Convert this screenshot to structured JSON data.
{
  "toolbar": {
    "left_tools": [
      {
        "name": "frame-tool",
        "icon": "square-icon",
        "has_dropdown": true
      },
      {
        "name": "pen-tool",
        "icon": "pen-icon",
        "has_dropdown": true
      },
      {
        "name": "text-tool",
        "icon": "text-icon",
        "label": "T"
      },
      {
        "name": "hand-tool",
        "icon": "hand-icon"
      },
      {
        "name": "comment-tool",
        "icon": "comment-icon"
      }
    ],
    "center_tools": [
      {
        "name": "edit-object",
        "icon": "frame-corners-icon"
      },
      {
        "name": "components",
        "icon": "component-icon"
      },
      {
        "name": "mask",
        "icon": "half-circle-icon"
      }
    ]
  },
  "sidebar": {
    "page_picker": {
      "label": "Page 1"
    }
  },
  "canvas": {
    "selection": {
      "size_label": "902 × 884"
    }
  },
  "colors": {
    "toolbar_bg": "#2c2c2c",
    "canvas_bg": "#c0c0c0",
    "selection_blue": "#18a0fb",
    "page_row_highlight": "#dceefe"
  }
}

◆ ◆ ◆ ◆ ◆ ◆ ◆

## Exercise
Search the listing above for the string "icon". Copy every line that contains it.

## Result for this exercise
        "icon": "square-icon",
        "icon": "pen-icon",
        "icon": "text-icon",
        "icon": "hand-icon"
        "icon": "comment-icon"
        "icon": "frame-corners-icon"
        "icon": "component-icon"
        "icon": "half-circle-icon"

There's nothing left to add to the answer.